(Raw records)
-------
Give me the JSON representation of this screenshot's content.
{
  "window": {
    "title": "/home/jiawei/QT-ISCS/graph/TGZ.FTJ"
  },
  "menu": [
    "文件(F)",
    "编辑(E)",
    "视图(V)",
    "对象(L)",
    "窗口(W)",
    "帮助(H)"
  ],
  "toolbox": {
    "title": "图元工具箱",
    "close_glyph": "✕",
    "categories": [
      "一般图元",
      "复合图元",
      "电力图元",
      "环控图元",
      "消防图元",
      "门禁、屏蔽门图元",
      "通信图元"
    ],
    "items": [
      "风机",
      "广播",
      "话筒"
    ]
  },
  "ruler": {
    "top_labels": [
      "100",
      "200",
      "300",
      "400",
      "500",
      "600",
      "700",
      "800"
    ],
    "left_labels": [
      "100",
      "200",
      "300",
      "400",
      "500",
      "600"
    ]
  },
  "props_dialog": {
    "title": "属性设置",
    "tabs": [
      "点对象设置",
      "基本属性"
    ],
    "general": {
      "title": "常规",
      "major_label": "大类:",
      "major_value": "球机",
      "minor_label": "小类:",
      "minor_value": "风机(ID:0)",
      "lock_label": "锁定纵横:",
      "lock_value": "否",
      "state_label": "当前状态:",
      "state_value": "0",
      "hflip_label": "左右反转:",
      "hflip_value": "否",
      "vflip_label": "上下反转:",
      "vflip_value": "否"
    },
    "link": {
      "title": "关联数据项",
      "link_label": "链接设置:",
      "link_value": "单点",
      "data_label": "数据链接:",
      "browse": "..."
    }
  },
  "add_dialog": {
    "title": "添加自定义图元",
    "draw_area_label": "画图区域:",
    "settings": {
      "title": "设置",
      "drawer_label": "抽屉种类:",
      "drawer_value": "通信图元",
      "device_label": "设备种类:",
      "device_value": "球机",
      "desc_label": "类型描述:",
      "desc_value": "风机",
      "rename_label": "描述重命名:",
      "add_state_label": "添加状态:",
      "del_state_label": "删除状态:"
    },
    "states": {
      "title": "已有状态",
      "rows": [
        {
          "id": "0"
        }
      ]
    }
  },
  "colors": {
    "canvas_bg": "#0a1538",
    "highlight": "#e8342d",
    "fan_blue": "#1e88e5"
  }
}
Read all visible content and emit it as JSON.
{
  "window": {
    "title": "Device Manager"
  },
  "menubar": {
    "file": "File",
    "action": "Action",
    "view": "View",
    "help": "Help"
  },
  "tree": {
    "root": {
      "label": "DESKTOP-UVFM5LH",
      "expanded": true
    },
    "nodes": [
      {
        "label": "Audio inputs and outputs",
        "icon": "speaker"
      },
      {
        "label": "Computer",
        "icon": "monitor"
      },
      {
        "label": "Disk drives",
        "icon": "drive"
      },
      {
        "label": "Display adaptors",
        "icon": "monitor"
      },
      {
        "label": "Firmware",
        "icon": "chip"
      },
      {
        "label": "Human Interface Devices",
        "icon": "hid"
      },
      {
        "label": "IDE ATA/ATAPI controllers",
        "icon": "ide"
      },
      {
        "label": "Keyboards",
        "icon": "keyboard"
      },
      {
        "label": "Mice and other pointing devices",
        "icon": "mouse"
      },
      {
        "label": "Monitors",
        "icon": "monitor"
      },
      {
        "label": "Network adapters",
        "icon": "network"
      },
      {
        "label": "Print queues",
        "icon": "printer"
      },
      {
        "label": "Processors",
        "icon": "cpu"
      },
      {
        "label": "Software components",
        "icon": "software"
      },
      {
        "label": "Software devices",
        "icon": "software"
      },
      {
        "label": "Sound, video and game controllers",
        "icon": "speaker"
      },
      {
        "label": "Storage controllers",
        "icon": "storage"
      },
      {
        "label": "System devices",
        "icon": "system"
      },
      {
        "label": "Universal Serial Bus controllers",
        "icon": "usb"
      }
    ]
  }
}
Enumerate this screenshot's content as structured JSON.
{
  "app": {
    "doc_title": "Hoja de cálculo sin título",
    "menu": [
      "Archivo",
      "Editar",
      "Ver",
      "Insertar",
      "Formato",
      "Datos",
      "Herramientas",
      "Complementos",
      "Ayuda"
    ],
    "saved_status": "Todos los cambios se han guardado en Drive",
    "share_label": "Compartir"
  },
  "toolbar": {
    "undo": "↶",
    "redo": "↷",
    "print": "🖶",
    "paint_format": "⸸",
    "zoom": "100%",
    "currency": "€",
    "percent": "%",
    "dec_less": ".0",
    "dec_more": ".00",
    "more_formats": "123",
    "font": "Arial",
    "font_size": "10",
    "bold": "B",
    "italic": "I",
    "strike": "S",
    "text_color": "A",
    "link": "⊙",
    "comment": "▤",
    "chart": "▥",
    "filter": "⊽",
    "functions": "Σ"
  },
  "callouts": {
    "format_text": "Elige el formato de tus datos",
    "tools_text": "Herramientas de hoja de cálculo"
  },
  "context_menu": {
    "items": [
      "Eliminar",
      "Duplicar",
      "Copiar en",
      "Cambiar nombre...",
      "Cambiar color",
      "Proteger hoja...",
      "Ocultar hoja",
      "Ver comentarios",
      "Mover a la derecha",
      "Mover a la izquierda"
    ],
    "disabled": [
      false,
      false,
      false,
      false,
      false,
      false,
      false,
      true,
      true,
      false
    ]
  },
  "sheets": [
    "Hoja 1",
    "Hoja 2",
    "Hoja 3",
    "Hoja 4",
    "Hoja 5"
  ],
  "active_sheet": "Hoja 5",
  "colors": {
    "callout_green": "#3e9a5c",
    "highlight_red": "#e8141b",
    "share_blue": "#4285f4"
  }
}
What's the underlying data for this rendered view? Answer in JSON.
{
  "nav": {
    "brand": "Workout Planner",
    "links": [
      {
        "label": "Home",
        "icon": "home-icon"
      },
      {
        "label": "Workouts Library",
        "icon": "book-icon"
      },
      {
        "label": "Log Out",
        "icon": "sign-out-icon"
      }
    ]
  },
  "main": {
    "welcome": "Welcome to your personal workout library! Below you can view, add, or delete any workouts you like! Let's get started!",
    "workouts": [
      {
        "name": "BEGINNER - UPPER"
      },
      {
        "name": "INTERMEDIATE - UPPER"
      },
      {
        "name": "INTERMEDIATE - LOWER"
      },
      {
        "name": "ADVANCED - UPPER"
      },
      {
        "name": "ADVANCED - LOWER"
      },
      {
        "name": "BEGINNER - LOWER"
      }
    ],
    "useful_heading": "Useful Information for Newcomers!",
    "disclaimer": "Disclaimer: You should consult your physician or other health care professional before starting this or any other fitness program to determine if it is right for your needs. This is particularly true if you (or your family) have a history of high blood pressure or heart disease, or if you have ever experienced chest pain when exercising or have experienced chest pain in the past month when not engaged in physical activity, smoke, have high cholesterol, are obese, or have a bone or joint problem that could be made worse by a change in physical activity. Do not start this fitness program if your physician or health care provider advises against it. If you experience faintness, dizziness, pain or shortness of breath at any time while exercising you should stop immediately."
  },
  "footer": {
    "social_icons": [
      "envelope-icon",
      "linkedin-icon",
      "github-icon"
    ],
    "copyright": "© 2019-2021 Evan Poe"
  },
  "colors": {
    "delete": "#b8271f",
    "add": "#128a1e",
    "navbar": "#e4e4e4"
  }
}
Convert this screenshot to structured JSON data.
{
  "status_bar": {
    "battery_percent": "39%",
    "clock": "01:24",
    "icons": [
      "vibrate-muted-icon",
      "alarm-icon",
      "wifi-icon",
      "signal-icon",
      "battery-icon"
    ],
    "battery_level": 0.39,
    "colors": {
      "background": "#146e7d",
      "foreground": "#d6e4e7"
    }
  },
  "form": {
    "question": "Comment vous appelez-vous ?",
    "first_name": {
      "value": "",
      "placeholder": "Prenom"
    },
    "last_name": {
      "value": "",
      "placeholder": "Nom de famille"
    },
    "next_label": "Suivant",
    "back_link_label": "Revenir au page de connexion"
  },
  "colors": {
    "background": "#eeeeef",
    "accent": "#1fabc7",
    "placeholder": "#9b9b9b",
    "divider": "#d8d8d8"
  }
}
-------
Challenge: Show every line from the entries above in which the word "ADVANCED" appears.

The reply:
        "name": "ADVANCED - UPPER"
        "name": "ADVANCED - LOWER"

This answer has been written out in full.